** Stated task **
Return each line of the data below verbatim; pictures are to be left out.

** Data supplied **
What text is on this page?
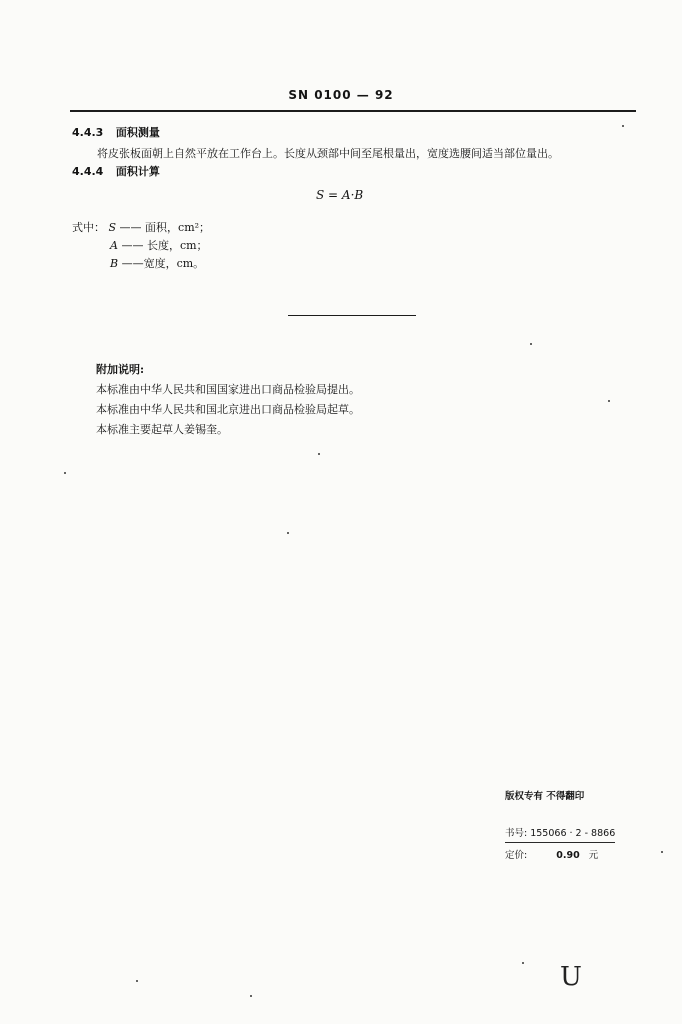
SN 0100 — 92
4.4.3 面积测量
将皮张板面朝上自然平放在工作台上。长度从颈部中间至尾根量出，宽度选腰间适当部位量出。
4.4.4 面积计算
S = A·B
式中： S —— 面积，cm²；
A —— 长度，cm；
B ——宽度，cm。
附加说明:
本标准由中华人民共和国国家进出口商品检验局提出。
本标准由中华人民共和国北京进出口商品检验局起草。
本标准主要起草人姜锡奎。
版权专有 不得翻印
书号: 155066 · 2 - 8866
定价:	0.90 元
U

** Exercise response **
What text is on this page?
SN 0100 — 92
4.4.3 面积测量
将皮张板面朝上自然平放在工作台上。长度从颈部中间至尾根量出，宽度选腰间适当部位量出。
4.4.4 面积计算
S = A·B
式中： S —— 面积，cm²；
A —— 长度，cm；
B ——宽度，cm。
附加说明:
本标准由中华人民共和国国家进出口商品检验局提出。
本标准由中华人民共和国北京进出口商品检验局起草。
本标准主要起草人姜锡奎。
版权专有 不得翻印
书号: 155066 · 2 - 8866
定价:	0.90 元
U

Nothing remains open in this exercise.